Aim of the exercise:
Determine which lines of the records include the word "this", and copy them.

%%

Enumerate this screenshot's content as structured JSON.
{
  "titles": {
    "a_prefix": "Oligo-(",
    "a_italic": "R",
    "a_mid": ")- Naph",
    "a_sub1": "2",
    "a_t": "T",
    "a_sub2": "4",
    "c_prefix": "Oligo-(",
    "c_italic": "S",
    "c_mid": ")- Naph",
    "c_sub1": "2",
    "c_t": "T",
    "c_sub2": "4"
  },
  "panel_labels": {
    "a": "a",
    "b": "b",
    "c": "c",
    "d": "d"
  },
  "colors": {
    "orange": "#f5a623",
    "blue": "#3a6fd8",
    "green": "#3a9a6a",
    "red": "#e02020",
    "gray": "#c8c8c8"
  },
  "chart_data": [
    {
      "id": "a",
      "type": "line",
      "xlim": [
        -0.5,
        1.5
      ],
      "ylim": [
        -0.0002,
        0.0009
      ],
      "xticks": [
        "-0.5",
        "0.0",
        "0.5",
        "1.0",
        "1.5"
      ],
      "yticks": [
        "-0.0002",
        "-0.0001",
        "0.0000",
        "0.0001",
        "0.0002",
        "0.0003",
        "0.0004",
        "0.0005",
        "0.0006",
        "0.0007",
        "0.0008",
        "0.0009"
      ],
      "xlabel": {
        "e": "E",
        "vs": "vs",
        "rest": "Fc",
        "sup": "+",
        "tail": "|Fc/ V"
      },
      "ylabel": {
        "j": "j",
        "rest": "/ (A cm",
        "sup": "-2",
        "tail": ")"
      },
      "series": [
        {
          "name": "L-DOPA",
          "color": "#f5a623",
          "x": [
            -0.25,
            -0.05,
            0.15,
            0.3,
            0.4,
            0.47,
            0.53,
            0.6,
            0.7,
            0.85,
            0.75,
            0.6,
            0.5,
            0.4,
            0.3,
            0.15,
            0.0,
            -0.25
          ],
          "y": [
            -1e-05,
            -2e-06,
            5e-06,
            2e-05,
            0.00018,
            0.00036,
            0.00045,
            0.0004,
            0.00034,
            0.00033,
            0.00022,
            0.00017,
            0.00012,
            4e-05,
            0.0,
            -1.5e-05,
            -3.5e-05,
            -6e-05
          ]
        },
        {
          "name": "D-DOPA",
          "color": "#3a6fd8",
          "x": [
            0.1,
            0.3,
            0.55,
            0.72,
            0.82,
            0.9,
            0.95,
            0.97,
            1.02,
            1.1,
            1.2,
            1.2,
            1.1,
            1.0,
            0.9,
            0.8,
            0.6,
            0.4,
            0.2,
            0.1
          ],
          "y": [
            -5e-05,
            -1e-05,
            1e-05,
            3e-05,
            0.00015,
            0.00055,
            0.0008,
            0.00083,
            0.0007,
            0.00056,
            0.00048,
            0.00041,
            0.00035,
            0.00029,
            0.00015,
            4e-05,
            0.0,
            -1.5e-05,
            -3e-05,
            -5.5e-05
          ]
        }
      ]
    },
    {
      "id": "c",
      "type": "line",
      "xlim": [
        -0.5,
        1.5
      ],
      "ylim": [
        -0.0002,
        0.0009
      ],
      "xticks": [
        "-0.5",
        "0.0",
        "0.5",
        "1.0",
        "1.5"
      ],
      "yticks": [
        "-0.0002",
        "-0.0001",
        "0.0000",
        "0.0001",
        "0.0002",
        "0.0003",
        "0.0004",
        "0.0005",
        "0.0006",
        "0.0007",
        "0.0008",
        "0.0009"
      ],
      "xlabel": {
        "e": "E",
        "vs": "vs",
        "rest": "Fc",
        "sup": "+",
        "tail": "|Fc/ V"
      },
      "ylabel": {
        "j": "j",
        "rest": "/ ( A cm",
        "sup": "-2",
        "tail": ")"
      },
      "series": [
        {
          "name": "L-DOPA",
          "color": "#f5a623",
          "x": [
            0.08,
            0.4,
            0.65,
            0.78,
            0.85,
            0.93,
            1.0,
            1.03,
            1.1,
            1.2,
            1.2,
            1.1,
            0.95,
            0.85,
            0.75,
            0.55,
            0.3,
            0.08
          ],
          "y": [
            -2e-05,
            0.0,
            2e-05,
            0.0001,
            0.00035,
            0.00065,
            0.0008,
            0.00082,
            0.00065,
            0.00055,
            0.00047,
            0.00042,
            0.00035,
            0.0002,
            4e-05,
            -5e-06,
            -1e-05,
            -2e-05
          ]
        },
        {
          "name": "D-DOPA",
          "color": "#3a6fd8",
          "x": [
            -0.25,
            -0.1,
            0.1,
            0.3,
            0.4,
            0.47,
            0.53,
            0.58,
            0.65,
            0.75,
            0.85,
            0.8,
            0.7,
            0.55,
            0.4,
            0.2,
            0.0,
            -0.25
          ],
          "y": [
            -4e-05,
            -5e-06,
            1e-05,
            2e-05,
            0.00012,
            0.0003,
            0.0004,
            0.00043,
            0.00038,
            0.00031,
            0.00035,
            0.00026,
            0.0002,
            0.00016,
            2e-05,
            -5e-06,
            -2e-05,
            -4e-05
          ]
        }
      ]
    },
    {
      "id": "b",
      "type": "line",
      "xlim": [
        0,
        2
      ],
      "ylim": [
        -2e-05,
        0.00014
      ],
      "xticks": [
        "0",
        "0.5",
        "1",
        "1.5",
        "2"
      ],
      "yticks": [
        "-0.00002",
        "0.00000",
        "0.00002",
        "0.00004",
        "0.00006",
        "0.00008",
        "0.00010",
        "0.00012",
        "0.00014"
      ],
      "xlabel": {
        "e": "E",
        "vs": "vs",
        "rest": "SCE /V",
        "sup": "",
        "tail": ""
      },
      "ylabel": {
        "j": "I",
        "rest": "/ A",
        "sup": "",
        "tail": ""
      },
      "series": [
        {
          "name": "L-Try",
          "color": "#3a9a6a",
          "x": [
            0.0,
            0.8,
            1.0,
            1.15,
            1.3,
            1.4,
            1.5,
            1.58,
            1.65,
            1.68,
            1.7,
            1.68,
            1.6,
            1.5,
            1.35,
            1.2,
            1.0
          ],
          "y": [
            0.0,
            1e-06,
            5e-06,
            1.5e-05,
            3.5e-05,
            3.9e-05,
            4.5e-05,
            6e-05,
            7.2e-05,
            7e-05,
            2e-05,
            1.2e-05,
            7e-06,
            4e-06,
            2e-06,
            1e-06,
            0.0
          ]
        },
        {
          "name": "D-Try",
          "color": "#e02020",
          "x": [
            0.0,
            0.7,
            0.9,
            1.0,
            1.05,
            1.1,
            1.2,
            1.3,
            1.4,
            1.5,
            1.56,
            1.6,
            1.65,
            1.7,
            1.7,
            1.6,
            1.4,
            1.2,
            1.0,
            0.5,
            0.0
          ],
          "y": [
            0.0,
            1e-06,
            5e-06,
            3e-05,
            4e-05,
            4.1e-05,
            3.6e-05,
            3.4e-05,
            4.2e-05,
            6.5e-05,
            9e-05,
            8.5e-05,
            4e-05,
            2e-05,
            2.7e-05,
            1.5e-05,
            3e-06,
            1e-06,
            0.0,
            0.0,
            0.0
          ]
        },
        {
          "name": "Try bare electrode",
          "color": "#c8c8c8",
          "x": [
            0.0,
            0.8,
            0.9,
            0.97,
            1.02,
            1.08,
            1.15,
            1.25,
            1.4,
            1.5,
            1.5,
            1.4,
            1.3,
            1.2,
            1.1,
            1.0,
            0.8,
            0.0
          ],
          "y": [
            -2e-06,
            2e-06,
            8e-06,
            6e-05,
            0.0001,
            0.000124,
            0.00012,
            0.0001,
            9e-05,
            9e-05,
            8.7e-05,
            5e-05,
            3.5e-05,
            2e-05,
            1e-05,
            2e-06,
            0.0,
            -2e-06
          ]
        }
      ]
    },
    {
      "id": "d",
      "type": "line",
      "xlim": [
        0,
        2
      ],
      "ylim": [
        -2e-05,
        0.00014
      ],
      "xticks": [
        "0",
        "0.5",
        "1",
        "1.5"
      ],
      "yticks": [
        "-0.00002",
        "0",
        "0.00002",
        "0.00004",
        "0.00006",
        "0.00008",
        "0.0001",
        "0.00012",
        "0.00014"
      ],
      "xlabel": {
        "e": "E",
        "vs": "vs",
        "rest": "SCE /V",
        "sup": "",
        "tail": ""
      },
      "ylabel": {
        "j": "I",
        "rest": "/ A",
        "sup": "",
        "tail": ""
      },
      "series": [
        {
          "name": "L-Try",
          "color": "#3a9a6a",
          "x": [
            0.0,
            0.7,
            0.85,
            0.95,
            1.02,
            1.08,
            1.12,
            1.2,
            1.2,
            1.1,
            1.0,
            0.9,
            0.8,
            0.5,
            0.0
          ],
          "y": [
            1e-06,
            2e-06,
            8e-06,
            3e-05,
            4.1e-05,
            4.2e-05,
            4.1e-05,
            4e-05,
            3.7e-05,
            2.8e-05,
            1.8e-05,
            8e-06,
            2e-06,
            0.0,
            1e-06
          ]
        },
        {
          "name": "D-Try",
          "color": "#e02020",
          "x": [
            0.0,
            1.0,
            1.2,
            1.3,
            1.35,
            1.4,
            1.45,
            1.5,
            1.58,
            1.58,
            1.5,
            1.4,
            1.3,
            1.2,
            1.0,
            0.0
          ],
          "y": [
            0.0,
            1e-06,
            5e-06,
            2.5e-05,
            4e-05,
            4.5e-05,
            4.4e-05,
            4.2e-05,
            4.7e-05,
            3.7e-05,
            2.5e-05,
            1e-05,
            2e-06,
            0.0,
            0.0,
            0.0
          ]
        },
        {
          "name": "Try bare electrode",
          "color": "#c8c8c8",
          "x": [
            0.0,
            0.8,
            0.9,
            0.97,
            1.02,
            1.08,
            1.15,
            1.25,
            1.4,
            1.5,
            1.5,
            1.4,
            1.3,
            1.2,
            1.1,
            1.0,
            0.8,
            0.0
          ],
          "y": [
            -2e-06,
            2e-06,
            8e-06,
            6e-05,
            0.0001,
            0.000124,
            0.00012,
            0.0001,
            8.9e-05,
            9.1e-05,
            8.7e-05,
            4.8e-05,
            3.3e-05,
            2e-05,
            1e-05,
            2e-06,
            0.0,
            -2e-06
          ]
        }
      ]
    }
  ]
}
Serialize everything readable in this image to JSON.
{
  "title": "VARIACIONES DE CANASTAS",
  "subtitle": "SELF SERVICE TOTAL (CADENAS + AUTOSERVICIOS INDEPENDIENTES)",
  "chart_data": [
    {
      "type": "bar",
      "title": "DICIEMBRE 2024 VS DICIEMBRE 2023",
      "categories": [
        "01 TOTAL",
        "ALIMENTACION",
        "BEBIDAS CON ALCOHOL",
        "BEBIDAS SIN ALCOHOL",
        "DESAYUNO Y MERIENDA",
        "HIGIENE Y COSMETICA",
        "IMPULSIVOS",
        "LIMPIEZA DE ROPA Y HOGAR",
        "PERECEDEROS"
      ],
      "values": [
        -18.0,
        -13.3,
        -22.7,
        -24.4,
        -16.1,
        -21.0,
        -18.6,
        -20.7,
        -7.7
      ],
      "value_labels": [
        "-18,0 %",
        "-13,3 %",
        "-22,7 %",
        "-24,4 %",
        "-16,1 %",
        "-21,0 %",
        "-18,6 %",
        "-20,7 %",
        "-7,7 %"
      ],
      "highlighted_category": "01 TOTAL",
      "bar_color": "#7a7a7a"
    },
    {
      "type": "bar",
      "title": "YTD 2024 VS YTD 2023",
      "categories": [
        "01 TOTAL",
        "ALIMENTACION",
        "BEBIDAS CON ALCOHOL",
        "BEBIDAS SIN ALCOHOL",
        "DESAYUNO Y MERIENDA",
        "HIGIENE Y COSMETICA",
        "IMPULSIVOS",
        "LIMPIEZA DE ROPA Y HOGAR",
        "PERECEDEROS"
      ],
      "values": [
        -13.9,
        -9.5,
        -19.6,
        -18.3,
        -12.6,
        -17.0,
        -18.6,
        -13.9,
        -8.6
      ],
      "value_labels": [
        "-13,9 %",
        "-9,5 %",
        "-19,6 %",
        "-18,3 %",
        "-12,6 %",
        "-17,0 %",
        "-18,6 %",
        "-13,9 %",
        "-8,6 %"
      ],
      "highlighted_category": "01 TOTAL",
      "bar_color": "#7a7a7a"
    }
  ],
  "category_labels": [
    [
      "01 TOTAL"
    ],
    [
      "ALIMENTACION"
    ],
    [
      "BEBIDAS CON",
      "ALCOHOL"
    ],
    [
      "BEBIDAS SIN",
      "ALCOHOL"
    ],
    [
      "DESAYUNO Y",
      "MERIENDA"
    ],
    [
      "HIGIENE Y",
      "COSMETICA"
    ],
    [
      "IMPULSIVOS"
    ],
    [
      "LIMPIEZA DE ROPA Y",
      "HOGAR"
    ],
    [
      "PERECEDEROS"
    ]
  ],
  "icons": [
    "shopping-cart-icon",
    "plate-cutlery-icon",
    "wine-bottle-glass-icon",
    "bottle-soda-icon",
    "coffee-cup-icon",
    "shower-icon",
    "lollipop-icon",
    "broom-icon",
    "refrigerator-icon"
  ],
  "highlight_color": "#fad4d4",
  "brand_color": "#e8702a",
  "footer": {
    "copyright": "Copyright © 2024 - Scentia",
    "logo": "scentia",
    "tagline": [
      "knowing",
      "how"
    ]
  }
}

%%

Answer to the exercise:
Enumerate this screenshot's content as structured JSON.
Serialize everything readable in this image to JSON.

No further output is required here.